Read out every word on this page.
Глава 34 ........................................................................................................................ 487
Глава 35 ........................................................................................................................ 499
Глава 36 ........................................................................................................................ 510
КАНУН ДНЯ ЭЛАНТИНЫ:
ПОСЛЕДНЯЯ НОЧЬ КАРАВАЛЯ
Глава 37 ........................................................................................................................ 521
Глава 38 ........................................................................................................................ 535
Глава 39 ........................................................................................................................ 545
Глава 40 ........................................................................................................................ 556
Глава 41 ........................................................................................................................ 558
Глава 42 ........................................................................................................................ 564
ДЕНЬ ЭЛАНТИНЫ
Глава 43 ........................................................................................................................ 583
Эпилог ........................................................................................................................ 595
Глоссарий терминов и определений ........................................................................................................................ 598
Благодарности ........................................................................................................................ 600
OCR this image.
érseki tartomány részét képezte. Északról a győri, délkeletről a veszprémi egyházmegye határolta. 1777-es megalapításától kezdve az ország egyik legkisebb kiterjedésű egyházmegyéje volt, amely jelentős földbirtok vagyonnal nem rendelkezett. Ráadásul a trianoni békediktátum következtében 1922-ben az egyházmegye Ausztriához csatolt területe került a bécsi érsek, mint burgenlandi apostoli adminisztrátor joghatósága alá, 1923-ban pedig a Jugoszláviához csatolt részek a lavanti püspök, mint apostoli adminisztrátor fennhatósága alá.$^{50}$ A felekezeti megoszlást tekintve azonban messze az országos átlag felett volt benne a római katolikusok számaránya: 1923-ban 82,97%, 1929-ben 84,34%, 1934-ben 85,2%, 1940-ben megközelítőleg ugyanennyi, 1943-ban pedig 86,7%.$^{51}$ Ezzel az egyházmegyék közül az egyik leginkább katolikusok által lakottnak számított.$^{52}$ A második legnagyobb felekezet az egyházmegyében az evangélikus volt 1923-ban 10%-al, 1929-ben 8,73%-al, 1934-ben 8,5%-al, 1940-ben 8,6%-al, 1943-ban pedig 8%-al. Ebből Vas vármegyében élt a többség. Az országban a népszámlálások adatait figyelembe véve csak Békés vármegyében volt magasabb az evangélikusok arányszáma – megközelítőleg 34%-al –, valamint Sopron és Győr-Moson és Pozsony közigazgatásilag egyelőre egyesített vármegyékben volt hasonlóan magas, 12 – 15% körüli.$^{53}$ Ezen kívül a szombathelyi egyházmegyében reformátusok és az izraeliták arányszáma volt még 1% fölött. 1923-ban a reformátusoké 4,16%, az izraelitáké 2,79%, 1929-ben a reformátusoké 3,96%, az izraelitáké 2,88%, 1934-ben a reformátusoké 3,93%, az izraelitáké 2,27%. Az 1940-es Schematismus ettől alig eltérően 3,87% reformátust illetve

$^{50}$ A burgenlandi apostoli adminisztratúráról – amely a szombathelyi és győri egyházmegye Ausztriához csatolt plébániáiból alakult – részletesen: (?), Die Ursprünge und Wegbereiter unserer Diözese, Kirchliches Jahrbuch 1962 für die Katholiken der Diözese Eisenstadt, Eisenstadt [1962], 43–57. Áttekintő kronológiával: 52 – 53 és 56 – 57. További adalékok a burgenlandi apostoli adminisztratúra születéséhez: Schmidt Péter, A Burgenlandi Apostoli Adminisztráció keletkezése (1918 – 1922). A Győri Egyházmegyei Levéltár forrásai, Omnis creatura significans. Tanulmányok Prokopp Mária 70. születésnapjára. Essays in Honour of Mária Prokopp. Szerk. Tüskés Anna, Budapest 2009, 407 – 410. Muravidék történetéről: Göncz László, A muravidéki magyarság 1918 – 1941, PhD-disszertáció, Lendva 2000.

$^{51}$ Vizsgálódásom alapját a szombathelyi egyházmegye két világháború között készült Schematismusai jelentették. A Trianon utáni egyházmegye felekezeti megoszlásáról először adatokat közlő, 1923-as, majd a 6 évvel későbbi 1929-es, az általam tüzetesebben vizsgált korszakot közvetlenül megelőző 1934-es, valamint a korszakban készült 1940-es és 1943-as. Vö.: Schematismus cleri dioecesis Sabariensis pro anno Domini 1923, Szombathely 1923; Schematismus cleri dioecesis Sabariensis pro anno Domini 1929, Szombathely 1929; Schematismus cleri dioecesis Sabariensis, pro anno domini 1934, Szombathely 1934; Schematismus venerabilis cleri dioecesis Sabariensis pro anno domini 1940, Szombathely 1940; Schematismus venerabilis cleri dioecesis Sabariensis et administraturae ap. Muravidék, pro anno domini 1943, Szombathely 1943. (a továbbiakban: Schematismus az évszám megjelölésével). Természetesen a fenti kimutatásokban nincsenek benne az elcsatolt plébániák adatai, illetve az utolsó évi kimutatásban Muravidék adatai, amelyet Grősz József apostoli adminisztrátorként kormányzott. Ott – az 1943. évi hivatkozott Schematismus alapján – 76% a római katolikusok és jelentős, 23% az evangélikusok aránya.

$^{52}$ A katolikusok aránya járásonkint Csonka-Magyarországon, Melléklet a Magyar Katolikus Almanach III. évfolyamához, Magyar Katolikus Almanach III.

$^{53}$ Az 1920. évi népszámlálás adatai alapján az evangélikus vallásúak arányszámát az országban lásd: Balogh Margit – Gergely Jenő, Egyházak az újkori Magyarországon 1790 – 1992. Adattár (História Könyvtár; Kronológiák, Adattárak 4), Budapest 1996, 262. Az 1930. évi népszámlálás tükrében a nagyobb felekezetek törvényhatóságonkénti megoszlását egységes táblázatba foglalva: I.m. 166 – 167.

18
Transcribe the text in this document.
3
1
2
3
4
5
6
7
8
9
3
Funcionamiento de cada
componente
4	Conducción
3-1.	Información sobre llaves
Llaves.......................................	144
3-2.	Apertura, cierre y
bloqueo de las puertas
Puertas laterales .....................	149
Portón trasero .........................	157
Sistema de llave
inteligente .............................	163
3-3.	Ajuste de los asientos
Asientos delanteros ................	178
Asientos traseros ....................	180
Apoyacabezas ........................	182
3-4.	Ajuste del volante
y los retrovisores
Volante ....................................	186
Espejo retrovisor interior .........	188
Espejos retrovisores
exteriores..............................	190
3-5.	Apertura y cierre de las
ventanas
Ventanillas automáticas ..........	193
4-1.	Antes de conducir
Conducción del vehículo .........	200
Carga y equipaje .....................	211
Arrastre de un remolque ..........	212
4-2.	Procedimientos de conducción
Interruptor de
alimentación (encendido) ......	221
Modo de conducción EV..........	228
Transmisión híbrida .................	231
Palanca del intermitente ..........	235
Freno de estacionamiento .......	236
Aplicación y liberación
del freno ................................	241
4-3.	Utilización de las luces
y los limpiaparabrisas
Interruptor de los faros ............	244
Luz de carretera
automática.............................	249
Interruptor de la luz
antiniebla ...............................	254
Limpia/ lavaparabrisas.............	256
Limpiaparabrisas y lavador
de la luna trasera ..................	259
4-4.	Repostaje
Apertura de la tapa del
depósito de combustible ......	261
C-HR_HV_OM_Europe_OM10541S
──────────────────────────────
AIM OF THE EXERCISE » From the records above, pull out each line that has "Apertura".

TASK SOLUTION »
3-2.	Apertura, cierre y
3-5.	Apertura y cierre de las
Apertura de la tapa del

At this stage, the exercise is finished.